Stated goal »
Set out the listing below as a JSON list of strings, each line its own string, with blank lines left out.

Material provided »

** start **

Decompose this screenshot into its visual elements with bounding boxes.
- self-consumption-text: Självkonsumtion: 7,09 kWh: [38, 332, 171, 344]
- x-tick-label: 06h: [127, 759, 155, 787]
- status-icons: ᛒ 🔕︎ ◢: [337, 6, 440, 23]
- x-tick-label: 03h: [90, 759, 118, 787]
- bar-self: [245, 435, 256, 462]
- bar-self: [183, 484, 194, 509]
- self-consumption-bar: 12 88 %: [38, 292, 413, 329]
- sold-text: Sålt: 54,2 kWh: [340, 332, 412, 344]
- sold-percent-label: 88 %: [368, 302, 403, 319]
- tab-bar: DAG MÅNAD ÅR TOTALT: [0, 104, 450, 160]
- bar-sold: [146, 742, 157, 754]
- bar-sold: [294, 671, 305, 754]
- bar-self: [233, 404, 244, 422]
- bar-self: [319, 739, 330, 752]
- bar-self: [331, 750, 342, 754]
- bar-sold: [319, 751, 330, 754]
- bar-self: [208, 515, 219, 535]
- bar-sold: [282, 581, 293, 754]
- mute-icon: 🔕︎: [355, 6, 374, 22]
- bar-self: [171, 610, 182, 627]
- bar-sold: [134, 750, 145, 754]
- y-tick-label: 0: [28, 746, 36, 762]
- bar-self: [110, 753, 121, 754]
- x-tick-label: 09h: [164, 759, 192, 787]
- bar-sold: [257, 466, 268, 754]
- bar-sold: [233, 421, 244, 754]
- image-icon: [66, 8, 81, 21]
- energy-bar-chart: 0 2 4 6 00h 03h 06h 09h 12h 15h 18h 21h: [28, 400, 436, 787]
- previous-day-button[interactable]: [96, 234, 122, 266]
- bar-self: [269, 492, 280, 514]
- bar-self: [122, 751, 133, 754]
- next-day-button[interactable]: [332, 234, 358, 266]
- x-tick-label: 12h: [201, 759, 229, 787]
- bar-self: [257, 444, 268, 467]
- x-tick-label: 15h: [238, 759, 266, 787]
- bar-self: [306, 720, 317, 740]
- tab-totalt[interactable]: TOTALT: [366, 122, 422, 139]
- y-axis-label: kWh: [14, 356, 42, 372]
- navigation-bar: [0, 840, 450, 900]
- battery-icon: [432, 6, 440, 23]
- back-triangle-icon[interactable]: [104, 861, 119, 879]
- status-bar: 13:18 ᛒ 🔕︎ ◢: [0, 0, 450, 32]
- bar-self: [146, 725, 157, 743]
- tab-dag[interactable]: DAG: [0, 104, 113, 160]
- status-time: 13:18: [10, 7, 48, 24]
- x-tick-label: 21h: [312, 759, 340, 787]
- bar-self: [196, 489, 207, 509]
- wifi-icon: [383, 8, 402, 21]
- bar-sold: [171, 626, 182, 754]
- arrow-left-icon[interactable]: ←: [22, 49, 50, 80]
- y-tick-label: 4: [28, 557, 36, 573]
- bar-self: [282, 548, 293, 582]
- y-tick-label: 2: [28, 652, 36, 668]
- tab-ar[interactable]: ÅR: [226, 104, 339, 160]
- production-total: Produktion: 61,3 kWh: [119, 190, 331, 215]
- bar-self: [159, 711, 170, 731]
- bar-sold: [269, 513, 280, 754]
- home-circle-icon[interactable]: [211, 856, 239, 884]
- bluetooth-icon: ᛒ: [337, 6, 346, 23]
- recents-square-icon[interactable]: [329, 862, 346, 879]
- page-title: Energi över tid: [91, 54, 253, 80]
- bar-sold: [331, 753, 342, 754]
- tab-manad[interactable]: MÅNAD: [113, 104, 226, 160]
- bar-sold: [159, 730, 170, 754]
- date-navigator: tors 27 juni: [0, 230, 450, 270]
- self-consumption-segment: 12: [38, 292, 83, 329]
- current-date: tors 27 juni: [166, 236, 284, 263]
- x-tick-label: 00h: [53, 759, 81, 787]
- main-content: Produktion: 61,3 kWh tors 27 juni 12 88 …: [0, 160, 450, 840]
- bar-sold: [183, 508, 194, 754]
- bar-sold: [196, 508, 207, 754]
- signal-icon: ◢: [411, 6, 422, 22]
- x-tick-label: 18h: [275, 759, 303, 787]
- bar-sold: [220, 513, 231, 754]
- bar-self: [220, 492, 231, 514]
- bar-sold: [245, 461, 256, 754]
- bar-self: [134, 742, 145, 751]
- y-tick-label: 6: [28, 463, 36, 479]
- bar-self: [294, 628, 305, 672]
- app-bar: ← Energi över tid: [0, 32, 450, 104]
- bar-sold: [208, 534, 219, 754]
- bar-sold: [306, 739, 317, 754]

** end **

Finished task »
[
  "Decompose this screenshot into its visual elements with bounding boxes.",
  "- self-consumption-text: Självkonsumtion: 7,09 kWh: [38, 332, 171, 344]",
  "- x-tick-label: 06h: [127, 759, 155, 787]",
  "- status-icons: ᛒ 🔕︎ ◢: [337, 6, 440, 23]",
  "- x-tick-label: 03h: [90, 759, 118, 787]",
  "- bar-self: [245, 435, 256, 462]",
  "- bar-self: [183, 484, 194, 509]",
  "- self-consumption-bar: 12 88 %: [38, 292, 413, 329]",
  "- sold-text: Sålt: 54,2 kWh: [340, 332, 412, 344]",
  "- sold-percent-label: 88 %: [368, 302, 403, 319]",
  "- tab-bar: DAG MÅNAD ÅR TOTALT: [0, 104, 450, 160]",
  "- bar-sold: [146, 742, 157, 754]",
  "- bar-sold: [294, 671, 305, 754]",
  "- bar-self: [233, 404, 244, 422]",
  "- bar-self: [319, 739, 330, 752]",
  "- bar-self: [331, 750, 342, 754]",
  "- bar-sold: [319, 751, 330, 754]",
  "- bar-self: [208, 515, 219, 535]",
  "- bar-sold: [282, 581, 293, 754]",
  "- mute-icon: 🔕︎: [355, 6, 374, 22]",
  "- bar-self: [171, 610, 182, 627]",
  "- bar-sold: [134, 750, 145, 754]",
  "- y-tick-label: 0: [28, 746, 36, 762]",
  "- bar-self: [110, 753, 121, 754]",
  "- x-tick-label: 09h: [164, 759, 192, 787]",
  "- bar-sold: [257, 466, 268, 754]",
  "- bar-sold: [233, 421, 244, 754]",
  "- image-icon: [66, 8, 81, 21]",
  "- energy-bar-chart: 0 2 4 6 00h 03h 06h 09h 12h 15h 18h 21h: [28, 400, 436, 787]",
  "- previous-day-button[interactable]: [96, 234, 122, 266]",
  "- bar-self: [269, 492, 280, 514]",
  "- bar-self: [122, 751, 133, 754]",
  "- next-day-button[interactable]: [332, 234, 358, 266]",
  "- x-tick-label: 12h: [201, 759, 229, 787]",
  "- bar-self: [257, 444, 268, 467]",
  "- x-tick-label: 15h: [238, 759, 266, 787]",
  "- bar-self: [306, 720, 317, 740]",
  "- tab-totalt[interactable]: TOTALT: [366, 122, 422, 139]",
  "- y-axis-label: kWh: [14, 356, 42, 372]",
  "- navigation-bar: [0, 840, 450, 900]",
  "- battery-icon: [432, 6, 440, 23]",
  "- back-triangle-icon[interactable]: [104, 861, 119, 879]",
  "- status-bar: 13:18 ᛒ 🔕︎ ◢: [0, 0, 450, 32]",
  "- bar-self: [146, 725, 157, 743]",
  "- tab-dag[interactable]: DAG: [0, 104, 113, 160]",
  "- status-time: 13:18: [10, 7, 48, 24]",
  "- x-tick-label: 21h: [312, 759, 340, 787]",
  "- bar-self: [196, 489, 207, 509]",
  "- wifi-icon: [383, 8, 402, 21]",
  "- bar-sold: [171, 626, 182, 754]",
  "- arrow-left-icon[interactable]: ←: [22, 49, 50, 80]",
  "- y-tick-label: 4: [28, 557, 36, 573]",
  "- bar-self: [282, 548, 293, 582]",
  "- y-tick-label: 2: [28, 652, 36, 668]",
  "- tab-ar[interactable]: ÅR: [226, 104, 339, 160]",
  "- production-total: Produktion: 61,3 kWh: [119, 190, 331, 215]",
  "- bar-self: [159, 711, 170, 731]",
  "- bar-sold: [269, 513, 280, 754]",
  "- home-circle-icon[interactable]: [211, 856, 239, 884]",
  "- bluetooth-icon: ᛒ: [337, 6, 346, 23]",
  "- recents-square-icon[interactable]: [329, 862, 346, 879]",
  "- page-title: Energi över tid: [91, 54, 253, 80]",
  "- bar-sold: [331, 753, 342, 754]",
  "- tab-manad[interactable]: MÅNAD: [113, 104, 226, 160]",
  "- bar-sold: [159, 730, 170, 754]",
  "- date-navigator: tors 27 juni: [0, 230, 450, 270]",
  "- self-consumption-segment: 12: [38, 292, 83, 329]",
  "- current-date: tors 27 juni: [166, 236, 284, 263]",
  "- x-tick-label: 00h: [53, 759, 81, 787]",
  "- main-content: Produktion: 61,3 kWh tors 27 juni 12 88 …: [0, 160, 450, 840]",
  "- bar-sold: [183, 508, 194, 754]",
  "- bar-sold: [196, 508, 207, 754]",
  "- signal-icon: ◢: [411, 6, 422, 22]",
  "- x-tick-label: 18h: [275, 759, 303, 787]",
  "- bar-sold: [220, 513, 231, 754]",
  "- bar-self: [220, 492, 231, 514]",
  "- bar-sold: [245, 461, 256, 754]",
  "- bar-self: [134, 742, 145, 751]",
  "- y-tick-label: 6: [28, 463, 36, 479]",
  "- bar-self: [294, 628, 305, 672]",
  "- app-bar: ← Energi över tid: [0, 32, 450, 104]",
  "- bar-sold: [208, 534, 219, 754]",
  "- bar-sold: [306, 739, 317, 754]"
]